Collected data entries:
▶

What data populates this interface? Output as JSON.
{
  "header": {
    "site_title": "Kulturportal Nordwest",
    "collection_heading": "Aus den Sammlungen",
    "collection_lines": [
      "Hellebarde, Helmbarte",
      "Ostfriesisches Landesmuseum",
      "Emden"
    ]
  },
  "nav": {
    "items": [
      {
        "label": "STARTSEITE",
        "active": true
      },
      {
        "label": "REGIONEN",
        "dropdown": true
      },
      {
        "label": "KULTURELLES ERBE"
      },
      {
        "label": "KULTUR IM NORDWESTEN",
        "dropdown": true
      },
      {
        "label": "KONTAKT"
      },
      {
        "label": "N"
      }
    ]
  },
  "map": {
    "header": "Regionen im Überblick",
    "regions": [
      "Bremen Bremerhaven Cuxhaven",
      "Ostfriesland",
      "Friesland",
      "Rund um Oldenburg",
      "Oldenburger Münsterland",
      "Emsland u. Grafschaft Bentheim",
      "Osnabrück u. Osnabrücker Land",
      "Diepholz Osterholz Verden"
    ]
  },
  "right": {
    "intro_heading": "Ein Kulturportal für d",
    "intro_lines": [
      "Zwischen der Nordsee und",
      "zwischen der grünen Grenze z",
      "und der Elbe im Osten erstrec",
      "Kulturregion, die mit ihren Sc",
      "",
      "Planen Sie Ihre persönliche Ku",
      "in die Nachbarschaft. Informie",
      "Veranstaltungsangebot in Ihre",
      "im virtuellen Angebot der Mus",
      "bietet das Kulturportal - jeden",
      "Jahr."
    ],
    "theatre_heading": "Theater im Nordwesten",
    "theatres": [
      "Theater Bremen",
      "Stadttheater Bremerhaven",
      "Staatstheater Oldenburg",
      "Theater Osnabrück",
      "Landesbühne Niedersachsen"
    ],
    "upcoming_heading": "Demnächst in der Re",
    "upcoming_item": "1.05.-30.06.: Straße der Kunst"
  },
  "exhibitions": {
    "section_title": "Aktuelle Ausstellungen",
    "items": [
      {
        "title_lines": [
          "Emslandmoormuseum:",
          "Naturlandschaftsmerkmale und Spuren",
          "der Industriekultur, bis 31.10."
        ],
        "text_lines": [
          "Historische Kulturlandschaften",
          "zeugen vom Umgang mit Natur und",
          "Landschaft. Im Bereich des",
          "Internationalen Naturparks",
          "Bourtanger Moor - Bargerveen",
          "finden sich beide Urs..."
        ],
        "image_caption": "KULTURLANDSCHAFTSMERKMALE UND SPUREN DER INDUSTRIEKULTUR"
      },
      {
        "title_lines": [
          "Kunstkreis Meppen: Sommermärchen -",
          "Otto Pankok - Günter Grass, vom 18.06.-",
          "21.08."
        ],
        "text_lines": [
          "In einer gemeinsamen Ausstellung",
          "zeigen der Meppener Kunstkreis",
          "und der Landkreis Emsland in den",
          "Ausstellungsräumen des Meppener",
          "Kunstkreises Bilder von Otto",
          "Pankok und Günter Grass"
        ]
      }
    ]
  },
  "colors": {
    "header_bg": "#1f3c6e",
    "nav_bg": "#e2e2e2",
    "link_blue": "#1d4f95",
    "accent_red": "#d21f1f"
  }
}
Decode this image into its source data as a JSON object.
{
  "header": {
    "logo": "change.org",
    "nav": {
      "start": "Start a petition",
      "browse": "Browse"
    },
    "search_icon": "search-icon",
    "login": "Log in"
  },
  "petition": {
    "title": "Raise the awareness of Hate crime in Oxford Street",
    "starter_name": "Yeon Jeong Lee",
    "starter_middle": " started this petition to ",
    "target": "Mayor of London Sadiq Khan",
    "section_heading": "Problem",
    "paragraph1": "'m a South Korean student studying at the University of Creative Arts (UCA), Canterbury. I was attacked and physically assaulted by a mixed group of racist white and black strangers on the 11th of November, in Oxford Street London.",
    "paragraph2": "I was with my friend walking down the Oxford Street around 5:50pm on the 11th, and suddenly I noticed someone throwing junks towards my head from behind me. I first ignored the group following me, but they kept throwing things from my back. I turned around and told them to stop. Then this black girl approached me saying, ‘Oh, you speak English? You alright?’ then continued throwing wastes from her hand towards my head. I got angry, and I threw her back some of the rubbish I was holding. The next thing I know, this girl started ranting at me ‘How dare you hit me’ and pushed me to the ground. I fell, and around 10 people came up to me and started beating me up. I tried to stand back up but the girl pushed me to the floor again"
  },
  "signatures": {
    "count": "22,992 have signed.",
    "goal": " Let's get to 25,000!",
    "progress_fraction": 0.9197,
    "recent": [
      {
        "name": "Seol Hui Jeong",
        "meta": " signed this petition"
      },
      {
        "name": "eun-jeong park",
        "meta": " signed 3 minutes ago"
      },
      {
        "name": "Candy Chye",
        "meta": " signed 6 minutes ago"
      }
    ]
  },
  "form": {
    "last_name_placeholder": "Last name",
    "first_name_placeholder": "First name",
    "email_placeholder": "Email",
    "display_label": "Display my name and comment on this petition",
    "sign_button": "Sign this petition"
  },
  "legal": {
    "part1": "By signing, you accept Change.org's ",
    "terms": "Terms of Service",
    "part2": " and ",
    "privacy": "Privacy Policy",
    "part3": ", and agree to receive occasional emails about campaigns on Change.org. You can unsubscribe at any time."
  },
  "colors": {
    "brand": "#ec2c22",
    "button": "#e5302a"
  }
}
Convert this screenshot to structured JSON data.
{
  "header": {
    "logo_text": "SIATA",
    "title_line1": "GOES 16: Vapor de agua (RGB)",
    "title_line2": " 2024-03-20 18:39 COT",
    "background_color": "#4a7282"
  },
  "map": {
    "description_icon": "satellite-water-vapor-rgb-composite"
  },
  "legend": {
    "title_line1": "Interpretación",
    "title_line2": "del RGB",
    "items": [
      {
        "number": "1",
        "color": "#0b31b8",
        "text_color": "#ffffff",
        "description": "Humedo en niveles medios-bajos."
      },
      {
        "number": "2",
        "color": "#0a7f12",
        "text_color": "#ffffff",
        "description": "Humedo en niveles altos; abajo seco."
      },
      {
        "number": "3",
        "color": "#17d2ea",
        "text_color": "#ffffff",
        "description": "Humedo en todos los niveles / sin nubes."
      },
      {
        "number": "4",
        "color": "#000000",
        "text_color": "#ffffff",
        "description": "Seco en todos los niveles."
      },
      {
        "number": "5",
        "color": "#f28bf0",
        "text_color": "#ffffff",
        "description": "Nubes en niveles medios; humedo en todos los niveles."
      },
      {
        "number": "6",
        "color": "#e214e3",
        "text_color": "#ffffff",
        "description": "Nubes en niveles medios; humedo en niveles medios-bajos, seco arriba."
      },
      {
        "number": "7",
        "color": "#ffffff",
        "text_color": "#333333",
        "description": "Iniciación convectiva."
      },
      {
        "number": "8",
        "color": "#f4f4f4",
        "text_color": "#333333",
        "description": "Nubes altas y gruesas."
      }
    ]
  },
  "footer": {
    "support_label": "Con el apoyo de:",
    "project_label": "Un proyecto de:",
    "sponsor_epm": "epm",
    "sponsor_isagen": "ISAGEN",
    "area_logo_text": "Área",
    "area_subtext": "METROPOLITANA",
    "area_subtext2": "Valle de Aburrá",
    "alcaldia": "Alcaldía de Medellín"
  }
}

◀

EXERCISE TASK:
Show all lines in the entries above where the string "black" appears.

FULL ANSWER:
    "paragraph1": "'m a South Korean student studying at the University of Creative Arts (UCA), Canterbury. I was attacked and physically assaulted by a mixed group of racist white and black strangers on the 11th of November, in Oxford Street London.",
    "paragraph2": "I was with my friend walking down the Oxford Street around 5:50pm on the 11th, and suddenly I noticed someone throwing junks towards my head from behind me. I first ignored the group following me, but they kept throwing things from my back. I turned around and told them to stop. Then this black girl approached me saying, ‘Oh, you speak English? You alright?’ then continued throwing wastes from her hand towards my head. I got angry, and I threw her back some of the rubbish I was holding. The next thing I know, this girl started ranting at me ‘How dare you hit me’ and pushed me to the ground. I fell, and around 10 people came up to me and started beating me up. I tried to stand back up but the girl pushed me to the floor again"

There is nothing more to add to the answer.